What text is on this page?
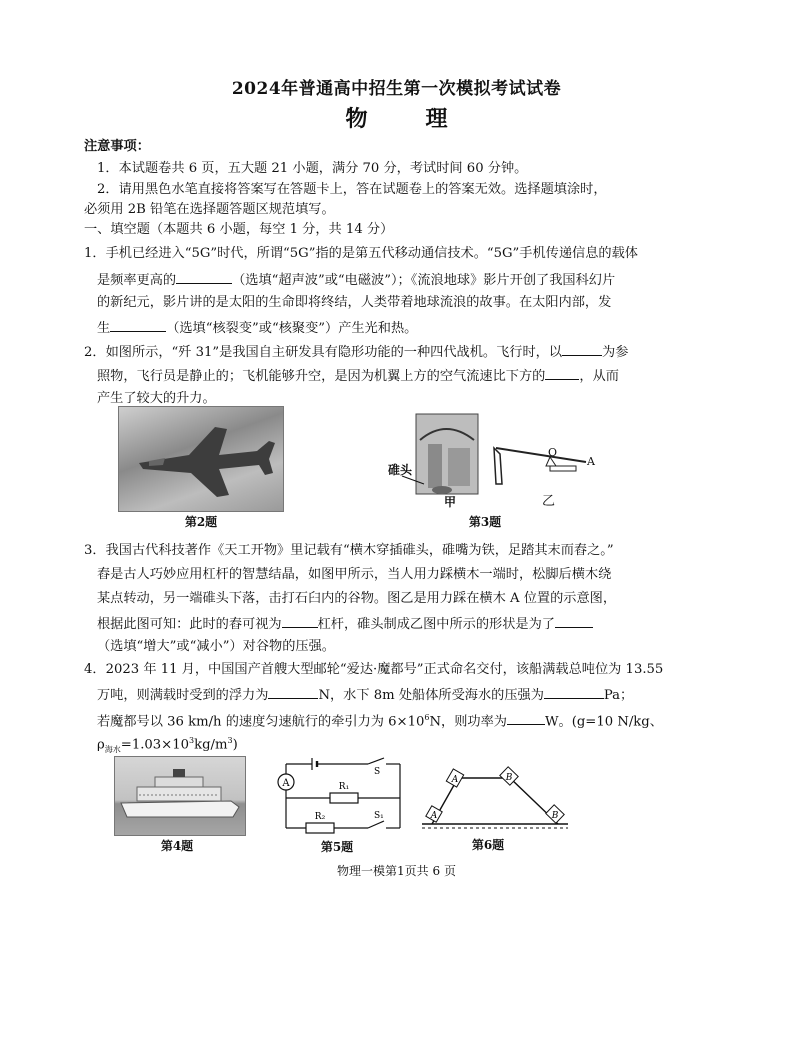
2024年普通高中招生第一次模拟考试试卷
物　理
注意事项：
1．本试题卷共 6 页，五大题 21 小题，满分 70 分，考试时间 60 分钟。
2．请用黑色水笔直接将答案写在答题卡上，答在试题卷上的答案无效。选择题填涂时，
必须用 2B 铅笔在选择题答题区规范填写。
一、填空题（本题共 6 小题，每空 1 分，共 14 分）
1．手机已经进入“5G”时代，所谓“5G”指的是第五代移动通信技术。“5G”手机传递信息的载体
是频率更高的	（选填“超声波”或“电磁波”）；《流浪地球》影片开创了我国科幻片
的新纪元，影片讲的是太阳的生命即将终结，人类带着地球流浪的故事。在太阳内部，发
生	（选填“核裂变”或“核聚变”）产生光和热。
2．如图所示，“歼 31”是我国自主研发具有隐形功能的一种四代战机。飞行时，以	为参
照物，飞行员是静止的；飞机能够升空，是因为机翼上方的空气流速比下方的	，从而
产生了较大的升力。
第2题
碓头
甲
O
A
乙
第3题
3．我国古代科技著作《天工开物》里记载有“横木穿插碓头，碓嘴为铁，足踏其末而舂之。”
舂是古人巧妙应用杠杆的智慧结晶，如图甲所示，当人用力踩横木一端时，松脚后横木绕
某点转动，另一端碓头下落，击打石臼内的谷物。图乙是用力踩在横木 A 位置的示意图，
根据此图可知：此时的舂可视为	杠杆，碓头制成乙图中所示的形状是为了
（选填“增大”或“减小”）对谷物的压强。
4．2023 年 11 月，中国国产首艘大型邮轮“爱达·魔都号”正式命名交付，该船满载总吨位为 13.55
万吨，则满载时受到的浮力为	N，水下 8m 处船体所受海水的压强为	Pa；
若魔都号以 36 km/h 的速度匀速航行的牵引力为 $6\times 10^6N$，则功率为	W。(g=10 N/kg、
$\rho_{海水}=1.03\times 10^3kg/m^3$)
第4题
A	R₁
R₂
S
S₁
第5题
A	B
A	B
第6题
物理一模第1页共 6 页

####################

» **EXERCISE**: Reproduce every line precisely as given, omitting all pictures.

» **SOLUTION TO THE EXERCISE**:
What text is on this page?
2024年普通高中招生第一次模拟考试试卷
物　理
注意事项：
1．本试题卷共 6 页，五大题 21 小题，满分 70 分，考试时间 60 分钟。
2．请用黑色水笔直接将答案写在答题卡上，答在试题卷上的答案无效。选择题填涂时，
必须用 2B 铅笔在选择题答题区规范填写。
一、填空题（本题共 6 小题，每空 1 分，共 14 分）
1．手机已经进入“5G”时代，所谓“5G”指的是第五代移动通信技术。“5G”手机传递信息的载体
是频率更高的	（选填“超声波”或“电磁波”）；《流浪地球》影片开创了我国科幻片
的新纪元，影片讲的是太阳的生命即将终结，人类带着地球流浪的故事。在太阳内部，发
生	（选填“核裂变”或“核聚变”）产生光和热。
2．如图所示，“歼 31”是我国自主研发具有隐形功能的一种四代战机。飞行时，以	为参
照物，飞行员是静止的；飞机能够升空，是因为机翼上方的空气流速比下方的	，从而
产生了较大的升力。
第2题
碓头
甲
O
A
乙
第3题
3．我国古代科技著作《天工开物》里记载有“横木穿插碓头，碓嘴为铁，足踏其末而舂之。”
舂是古人巧妙应用杠杆的智慧结晶，如图甲所示，当人用力踩横木一端时，松脚后横木绕
某点转动，另一端碓头下落，击打石臼内的谷物。图乙是用力踩在横木 A 位置的示意图，
根据此图可知：此时的舂可视为	杠杆，碓头制成乙图中所示的形状是为了
（选填“增大”或“减小”）对谷物的压强。
4．2023 年 11 月，中国国产首艘大型邮轮“爱达·魔都号”正式命名交付，该船满载总吨位为 13.55
万吨，则满载时受到的浮力为	N，水下 8m 处船体所受海水的压强为	Pa；
若魔都号以 36 km/h 的速度匀速航行的牵引力为 $6\times 10^6N$，则功率为	W。(g=10 N/kg、
$\rho_{海水}=1.03\times 10^3kg/m^3$)
第4题
A	R₁
R₂
S
S₁
第5题
A	B
A	B
第6题
物理一模第1页共 6 页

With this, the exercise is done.